-- What this task involves --
Make an exact copy of the entries, and keep any pictures out of it.

-- Record extracts --
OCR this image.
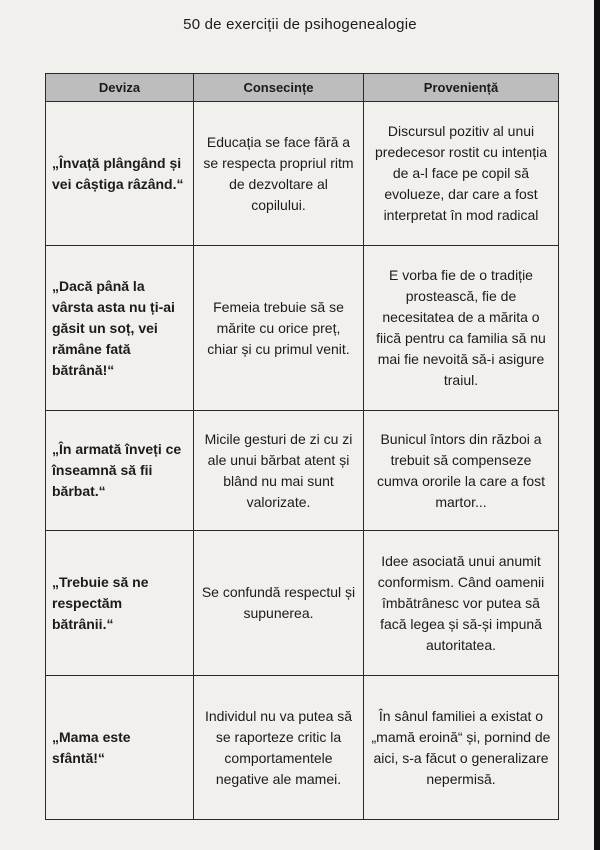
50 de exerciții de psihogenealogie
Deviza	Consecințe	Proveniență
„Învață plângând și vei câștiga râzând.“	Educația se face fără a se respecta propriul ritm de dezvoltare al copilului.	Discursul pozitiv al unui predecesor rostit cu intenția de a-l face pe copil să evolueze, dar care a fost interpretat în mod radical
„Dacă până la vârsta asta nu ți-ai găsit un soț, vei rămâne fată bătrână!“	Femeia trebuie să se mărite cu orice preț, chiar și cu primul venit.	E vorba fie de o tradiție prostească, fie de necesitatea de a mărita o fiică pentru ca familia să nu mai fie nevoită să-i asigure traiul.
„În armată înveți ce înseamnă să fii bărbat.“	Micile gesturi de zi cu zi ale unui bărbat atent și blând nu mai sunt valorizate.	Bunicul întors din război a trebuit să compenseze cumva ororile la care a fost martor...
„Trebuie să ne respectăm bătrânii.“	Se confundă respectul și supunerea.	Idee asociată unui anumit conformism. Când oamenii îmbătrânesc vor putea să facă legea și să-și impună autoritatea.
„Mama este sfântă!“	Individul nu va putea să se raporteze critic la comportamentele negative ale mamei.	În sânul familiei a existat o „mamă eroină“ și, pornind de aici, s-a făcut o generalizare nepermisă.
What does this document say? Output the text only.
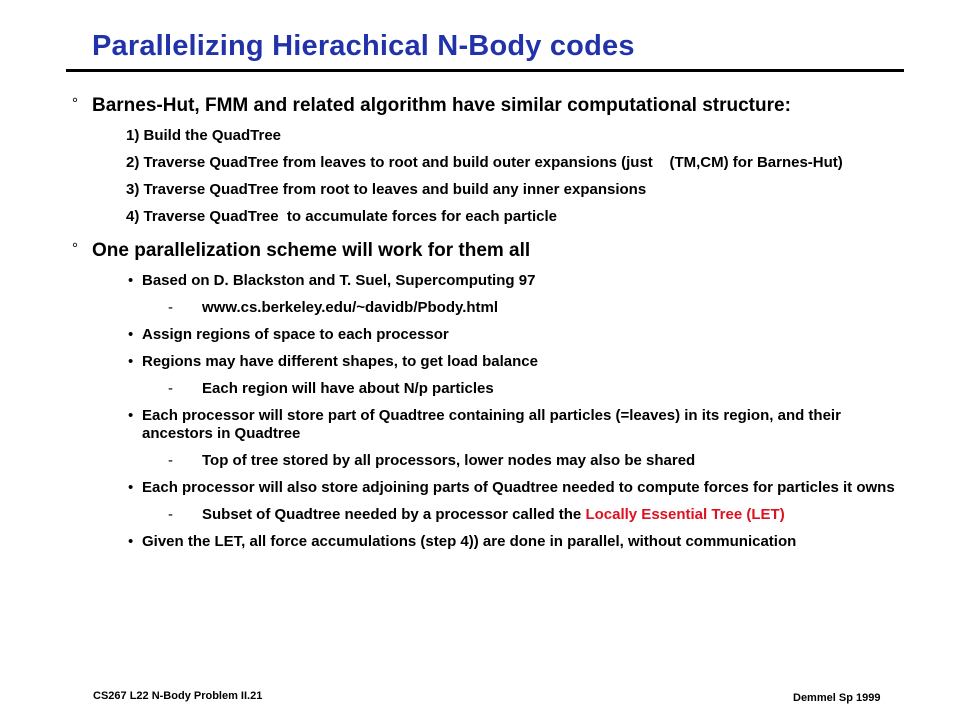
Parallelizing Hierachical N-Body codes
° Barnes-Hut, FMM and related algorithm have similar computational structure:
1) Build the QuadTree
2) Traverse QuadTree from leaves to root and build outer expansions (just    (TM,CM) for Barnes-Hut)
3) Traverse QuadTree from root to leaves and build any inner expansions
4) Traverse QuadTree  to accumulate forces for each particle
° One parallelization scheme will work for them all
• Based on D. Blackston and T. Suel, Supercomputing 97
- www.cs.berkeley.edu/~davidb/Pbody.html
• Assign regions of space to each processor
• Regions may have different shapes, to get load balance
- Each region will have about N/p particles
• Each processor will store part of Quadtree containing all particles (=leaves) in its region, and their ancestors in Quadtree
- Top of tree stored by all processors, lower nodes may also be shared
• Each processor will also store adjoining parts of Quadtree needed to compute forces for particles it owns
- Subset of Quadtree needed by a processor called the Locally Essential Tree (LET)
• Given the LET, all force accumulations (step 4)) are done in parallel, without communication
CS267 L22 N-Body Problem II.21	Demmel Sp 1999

-- Solution for this task --
OCR this image.
50 de exerciții de psihogenealogie
Deviza	Consecințe	Proveniență
„Învață plângând și vei câștiga râzând.“	Educația se face fără a se respecta propriul ritm de dezvoltare al copilului.	Discursul pozitiv al unui predecesor rostit cu intenția de a-l face pe copil să evolueze, dar care a fost interpretat în mod radical
„Dacă până la vârsta asta nu ți-ai găsit un soț, vei rămâne fată bătrână!“	Femeia trebuie să se mărite cu orice preț, chiar și cu primul venit.	E vorba fie de o tradiție prostească, fie de necesitatea de a mărita o fiică pentru ca familia să nu mai fie nevoită să-i asigure traiul.
„În armată înveți ce înseamnă să fii bărbat.“	Micile gesturi de zi cu zi ale unui bărbat atent și blând nu mai sunt valorizate.	Bunicul întors din război a trebuit să compenseze cumva ororile la care a fost martor...
„Trebuie să ne respectăm bătrânii.“	Se confundă respectul și supunerea.	Idee asociată unui anumit conformism. Când oamenii îmbătrânesc vor putea să facă legea și să-și impună autoritatea.
„Mama este sfântă!“	Individul nu va putea să se raporteze critic la comportamentele negative ale mamei.	În sânul familiei a existat o „mamă eroină“ și, pornind de aici, s-a făcut o generalizare nepermisă.
What does this document say? Output the text only.
Parallelizing Hierachical N-Body codes
° Barnes-Hut, FMM and related algorithm have similar computational structure:
1) Build the QuadTree
2) Traverse QuadTree from leaves to root and build outer expansions (just    (TM,CM) for Barnes-Hut)
3) Traverse QuadTree from root to leaves and build any inner expansions
4) Traverse QuadTree  to accumulate forces for each particle
° One parallelization scheme will work for them all
• Based on D. Blackston and T. Suel, Supercomputing 97
- www.cs.berkeley.edu/~davidb/Pbody.html
• Assign regions of space to each processor
• Regions may have different shapes, to get load balance
- Each region will have about N/p particles
• Each processor will store part of Quadtree containing all particles (=leaves) in its region, and their ancestors in Quadtree
- Top of tree stored by all processors, lower nodes may also be shared
• Each processor will also store adjoining parts of Quadtree needed to compute forces for particles it owns
- Subset of Quadtree needed by a processor called the Locally Essential Tree (LET)
• Given the LET, all force accumulations (step 4)) are done in parallel, without communication
CS267 L22 N-Body Problem II.21	Demmel Sp 1999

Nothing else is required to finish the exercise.